(Saved entries)
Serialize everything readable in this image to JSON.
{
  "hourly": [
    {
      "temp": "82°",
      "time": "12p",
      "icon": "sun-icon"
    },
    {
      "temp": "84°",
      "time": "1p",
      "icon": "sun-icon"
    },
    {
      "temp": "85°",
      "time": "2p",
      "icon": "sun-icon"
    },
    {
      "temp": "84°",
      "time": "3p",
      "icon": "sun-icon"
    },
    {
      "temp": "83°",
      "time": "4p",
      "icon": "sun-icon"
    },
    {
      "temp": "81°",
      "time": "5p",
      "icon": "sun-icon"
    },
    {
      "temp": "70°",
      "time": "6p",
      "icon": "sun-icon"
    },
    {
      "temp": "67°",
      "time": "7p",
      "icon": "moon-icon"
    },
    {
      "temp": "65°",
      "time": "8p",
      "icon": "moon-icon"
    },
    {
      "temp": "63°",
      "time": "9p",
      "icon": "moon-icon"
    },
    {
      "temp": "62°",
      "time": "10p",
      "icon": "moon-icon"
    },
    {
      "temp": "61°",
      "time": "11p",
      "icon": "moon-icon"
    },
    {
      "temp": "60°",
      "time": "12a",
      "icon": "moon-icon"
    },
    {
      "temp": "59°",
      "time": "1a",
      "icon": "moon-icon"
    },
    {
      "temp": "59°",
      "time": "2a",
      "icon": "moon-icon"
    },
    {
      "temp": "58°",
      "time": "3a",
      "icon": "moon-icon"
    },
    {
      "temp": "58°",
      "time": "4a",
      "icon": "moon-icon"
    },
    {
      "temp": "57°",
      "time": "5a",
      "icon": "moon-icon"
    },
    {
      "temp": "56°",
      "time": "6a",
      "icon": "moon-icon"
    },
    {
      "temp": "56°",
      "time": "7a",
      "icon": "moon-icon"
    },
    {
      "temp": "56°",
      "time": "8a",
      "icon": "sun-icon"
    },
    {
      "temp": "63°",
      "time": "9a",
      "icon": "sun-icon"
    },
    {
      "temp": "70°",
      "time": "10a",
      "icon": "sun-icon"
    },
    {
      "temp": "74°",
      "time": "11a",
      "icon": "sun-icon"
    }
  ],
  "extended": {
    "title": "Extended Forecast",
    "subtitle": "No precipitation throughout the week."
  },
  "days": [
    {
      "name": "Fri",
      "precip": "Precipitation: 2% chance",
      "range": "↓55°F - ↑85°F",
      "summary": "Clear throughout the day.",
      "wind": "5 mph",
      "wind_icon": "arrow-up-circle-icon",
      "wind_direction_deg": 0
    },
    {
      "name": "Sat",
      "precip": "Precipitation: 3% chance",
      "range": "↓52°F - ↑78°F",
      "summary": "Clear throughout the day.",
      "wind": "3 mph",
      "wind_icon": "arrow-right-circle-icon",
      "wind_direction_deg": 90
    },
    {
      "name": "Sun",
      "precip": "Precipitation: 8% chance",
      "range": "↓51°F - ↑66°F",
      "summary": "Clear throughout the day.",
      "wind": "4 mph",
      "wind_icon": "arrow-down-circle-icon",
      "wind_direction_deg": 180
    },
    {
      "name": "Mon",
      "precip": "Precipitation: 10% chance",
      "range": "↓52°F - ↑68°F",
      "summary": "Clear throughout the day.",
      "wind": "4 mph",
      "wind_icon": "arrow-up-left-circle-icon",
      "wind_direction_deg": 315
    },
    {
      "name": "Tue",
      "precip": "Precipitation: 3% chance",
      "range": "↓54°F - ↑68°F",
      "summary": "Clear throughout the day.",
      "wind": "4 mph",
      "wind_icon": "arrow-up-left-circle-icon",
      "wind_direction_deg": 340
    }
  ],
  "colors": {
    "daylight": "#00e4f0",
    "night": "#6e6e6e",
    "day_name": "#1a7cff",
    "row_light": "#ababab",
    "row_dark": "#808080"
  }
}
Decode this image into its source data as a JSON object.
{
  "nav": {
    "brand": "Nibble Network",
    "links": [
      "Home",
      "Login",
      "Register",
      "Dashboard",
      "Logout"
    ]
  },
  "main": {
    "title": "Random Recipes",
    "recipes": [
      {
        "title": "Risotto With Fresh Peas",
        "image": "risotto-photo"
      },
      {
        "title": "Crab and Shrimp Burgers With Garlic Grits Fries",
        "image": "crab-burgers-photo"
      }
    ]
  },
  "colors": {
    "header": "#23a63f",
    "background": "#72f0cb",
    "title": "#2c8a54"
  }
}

## Aim
Can you give every line above again, exactly as written?

## Output for this exercise
Serialize everything readable in this image to JSON.
{
  "hourly": [
    {
      "temp": "82°",
      "time": "12p",
      "icon": "sun-icon"
    },
    {
      "temp": "84°",
      "time": "1p",
      "icon": "sun-icon"
    },
    {
      "temp": "85°",
      "time": "2p",
      "icon": "sun-icon"
    },
    {
      "temp": "84°",
      "time": "3p",
      "icon": "sun-icon"
    },
    {
      "temp": "83°",
      "time": "4p",
      "icon": "sun-icon"
    },
    {
      "temp": "81°",
      "time": "5p",
      "icon": "sun-icon"
    },
    {
      "temp": "70°",
      "time": "6p",
      "icon": "sun-icon"
    },
    {
      "temp": "67°",
      "time": "7p",
      "icon": "moon-icon"
    },
    {
      "temp": "65°",
      "time": "8p",
      "icon": "moon-icon"
    },
    {
      "temp": "63°",
      "time": "9p",
      "icon": "moon-icon"
    },
    {
      "temp": "62°",
      "time": "10p",
      "icon": "moon-icon"
    },
    {
      "temp": "61°",
      "time": "11p",
      "icon": "moon-icon"
    },
    {
      "temp": "60°",
      "time": "12a",
      "icon": "moon-icon"
    },
    {
      "temp": "59°",
      "time": "1a",
      "icon": "moon-icon"
    },
    {
      "temp": "59°",
      "time": "2a",
      "icon": "moon-icon"
    },
    {
      "temp": "58°",
      "time": "3a",
      "icon": "moon-icon"
    },
    {
      "temp": "58°",
      "time": "4a",
      "icon": "moon-icon"
    },
    {
      "temp": "57°",
      "time": "5a",
      "icon": "moon-icon"
    },
    {
      "temp": "56°",
      "time": "6a",
      "icon": "moon-icon"
    },
    {
      "temp": "56°",
      "time": "7a",
      "icon": "moon-icon"
    },
    {
      "temp": "56°",
      "time": "8a",
      "icon": "sun-icon"
    },
    {
      "temp": "63°",
      "time": "9a",
      "icon": "sun-icon"
    },
    {
      "temp": "70°",
      "time": "10a",
      "icon": "sun-icon"
    },
    {
      "temp": "74°",
      "time": "11a",
      "icon": "sun-icon"
    }
  ],
  "extended": {
    "title": "Extended Forecast",
    "subtitle": "No precipitation throughout the week."
  },
  "days": [
    {
      "name": "Fri",
      "precip": "Precipitation: 2% chance",
      "range": "↓55°F - ↑85°F",
      "summary": "Clear throughout the day.",
      "wind": "5 mph",
      "wind_icon": "arrow-up-circle-icon",
      "wind_direction_deg": 0
    },
    {
      "name": "Sat",
      "precip": "Precipitation: 3% chance",
      "range": "↓52°F - ↑78°F",
      "summary": "Clear throughout the day.",
      "wind": "3 mph",
      "wind_icon": "arrow-right-circle-icon",
      "wind_direction_deg": 90
    },
    {
      "name": "Sun",
      "precip": "Precipitation: 8% chance",
      "range": "↓51°F - ↑66°F",
      "summary": "Clear throughout the day.",
      "wind": "4 mph",
      "wind_icon": "arrow-down-circle-icon",
      "wind_direction_deg": 180
    },
    {
      "name": "Mon",
      "precip": "Precipitation: 10% chance",
      "range": "↓52°F - ↑68°F",
      "summary": "Clear throughout the day.",
      "wind": "4 mph",
      "wind_icon": "arrow-up-left-circle-icon",
      "wind_direction_deg": 315
    },
    {
      "name": "Tue",
      "precip": "Precipitation: 3% chance",
      "range": "↓54°F - ↑68°F",
      "summary": "Clear throughout the day.",
      "wind": "4 mph",
      "wind_icon": "arrow-up-left-circle-icon",
      "wind_direction_deg": 340
    }
  ],
  "colors": {
    "daylight": "#00e4f0",
    "night": "#6e6e6e",
    "day_name": "#1a7cff",
    "row_light": "#ababab",
    "row_dark": "#808080"
  }
}
Decode this image into its source data as a JSON object.
{
  "nav": {
    "brand": "Nibble Network",
    "links": [
      "Home",
      "Login",
      "Register",
      "Dashboard",
      "Logout"
    ]
  },
  "main": {
    "title": "Random Recipes",
    "recipes": [
      {
        "title": "Risotto With Fresh Peas",
        "image": "risotto-photo"
      },
      {
        "title": "Crab and Shrimp Burgers With Garlic Grits Fries",
        "image": "crab-burgers-photo"
      }
    ]
  },
  "colors": {
    "header": "#23a63f",
    "background": "#72f0cb",
    "title": "#2c8a54"
  }
}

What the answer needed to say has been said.